### TASK INSTRUCTIONS
Look through the data below and return each line where "separatists" appears.

--- START RECORDS ---

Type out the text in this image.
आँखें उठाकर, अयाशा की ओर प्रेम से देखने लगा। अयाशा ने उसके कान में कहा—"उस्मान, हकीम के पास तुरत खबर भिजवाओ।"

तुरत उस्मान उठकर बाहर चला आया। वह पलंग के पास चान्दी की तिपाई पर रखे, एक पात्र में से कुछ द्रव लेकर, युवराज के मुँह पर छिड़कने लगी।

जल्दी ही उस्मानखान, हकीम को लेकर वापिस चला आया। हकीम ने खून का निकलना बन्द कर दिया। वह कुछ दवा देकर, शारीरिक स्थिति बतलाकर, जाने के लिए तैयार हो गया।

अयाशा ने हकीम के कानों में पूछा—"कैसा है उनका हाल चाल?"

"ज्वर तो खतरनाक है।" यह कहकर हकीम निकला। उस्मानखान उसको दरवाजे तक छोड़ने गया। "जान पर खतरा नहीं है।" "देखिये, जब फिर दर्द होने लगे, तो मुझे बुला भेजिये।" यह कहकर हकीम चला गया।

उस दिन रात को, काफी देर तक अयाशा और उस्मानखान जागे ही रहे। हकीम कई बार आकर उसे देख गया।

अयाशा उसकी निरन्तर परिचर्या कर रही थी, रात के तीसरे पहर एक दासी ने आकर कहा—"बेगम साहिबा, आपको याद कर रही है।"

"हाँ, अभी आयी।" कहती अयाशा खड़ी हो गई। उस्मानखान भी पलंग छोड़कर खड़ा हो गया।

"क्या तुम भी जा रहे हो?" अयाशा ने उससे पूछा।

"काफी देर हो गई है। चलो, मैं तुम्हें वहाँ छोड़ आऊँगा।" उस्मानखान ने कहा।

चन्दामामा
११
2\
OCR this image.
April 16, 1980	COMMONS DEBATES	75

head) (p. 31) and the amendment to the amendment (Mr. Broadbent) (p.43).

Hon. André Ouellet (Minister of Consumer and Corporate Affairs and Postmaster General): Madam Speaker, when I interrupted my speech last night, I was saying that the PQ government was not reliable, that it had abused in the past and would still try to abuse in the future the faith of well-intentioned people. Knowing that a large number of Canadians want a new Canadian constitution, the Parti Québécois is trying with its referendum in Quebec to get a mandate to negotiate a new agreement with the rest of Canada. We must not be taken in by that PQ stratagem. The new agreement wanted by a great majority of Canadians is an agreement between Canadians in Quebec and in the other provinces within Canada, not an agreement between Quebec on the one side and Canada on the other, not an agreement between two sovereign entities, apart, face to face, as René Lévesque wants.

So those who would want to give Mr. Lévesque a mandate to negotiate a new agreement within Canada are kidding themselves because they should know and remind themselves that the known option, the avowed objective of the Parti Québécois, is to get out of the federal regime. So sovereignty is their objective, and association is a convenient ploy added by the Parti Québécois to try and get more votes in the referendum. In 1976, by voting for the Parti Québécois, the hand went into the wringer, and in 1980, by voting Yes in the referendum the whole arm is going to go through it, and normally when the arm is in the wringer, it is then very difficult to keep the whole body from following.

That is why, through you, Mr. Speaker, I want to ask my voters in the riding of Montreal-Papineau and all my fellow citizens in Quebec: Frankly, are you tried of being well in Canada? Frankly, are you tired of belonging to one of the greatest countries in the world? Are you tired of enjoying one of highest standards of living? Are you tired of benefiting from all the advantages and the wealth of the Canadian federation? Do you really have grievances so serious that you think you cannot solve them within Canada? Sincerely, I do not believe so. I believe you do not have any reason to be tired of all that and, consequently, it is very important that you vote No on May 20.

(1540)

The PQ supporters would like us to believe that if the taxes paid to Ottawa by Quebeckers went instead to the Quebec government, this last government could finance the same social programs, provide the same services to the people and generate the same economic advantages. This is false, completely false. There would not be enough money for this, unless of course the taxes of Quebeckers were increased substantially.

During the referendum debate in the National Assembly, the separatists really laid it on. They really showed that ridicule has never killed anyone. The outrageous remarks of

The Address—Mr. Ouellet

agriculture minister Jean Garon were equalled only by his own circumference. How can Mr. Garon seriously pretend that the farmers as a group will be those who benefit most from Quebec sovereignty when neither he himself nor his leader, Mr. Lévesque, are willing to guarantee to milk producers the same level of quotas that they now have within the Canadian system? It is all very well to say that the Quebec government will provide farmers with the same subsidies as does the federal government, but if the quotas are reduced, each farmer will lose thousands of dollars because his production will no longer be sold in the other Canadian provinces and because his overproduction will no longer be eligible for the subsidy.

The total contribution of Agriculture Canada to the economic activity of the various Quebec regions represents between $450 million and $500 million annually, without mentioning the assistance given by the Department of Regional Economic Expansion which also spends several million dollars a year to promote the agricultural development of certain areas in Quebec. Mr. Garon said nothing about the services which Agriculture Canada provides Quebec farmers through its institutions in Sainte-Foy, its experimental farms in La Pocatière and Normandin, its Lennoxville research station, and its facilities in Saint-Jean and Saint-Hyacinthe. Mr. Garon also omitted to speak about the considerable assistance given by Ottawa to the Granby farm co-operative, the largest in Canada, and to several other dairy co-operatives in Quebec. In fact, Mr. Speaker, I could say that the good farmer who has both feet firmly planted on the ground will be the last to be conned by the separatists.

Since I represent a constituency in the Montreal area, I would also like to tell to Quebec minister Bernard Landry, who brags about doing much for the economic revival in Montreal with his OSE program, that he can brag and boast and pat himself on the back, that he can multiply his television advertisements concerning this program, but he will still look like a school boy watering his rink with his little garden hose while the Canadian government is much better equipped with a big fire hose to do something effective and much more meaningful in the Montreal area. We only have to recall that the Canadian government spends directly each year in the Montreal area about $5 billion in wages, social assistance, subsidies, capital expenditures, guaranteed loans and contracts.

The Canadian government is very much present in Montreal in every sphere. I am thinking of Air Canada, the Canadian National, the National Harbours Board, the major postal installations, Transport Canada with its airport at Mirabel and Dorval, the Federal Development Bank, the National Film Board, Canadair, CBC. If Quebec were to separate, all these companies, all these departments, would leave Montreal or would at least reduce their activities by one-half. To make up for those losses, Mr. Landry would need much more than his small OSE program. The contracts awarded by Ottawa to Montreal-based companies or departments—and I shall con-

--- END RECORDS ---

### RESULT OF THIS TASK
During the referendum debate in the National Assembly, the separatists really laid it on. They really showed that ridicule has never killed anyone. The outrageous remarks of
The total contribution of Agriculture Canada to the economic activity of the various Quebec regions represents between $450 million and $500 million annually, without mentioning the assistance given by the Department of Regional Economic Expansion which also spends several million dollars a year to promote the agricultural development of certain areas in Quebec. Mr. Garon said nothing about the services which Agriculture Canada provides Quebec farmers through its institutions in Sainte-Foy, its experimental farms in La Pocatière and Normandin, its Lennoxville research station, and its facilities in Saint-Jean and Saint-Hyacinthe. Mr. Garon also omitted to speak about the considerable assistance given by Ottawa to the Granby farm co-operative, the largest in Canada, and to several other dairy co-operatives in Quebec. In fact, Mr. Speaker, I could say that the good farmer who has both feet firmly planted on the ground will be the last to be conned by the separatists.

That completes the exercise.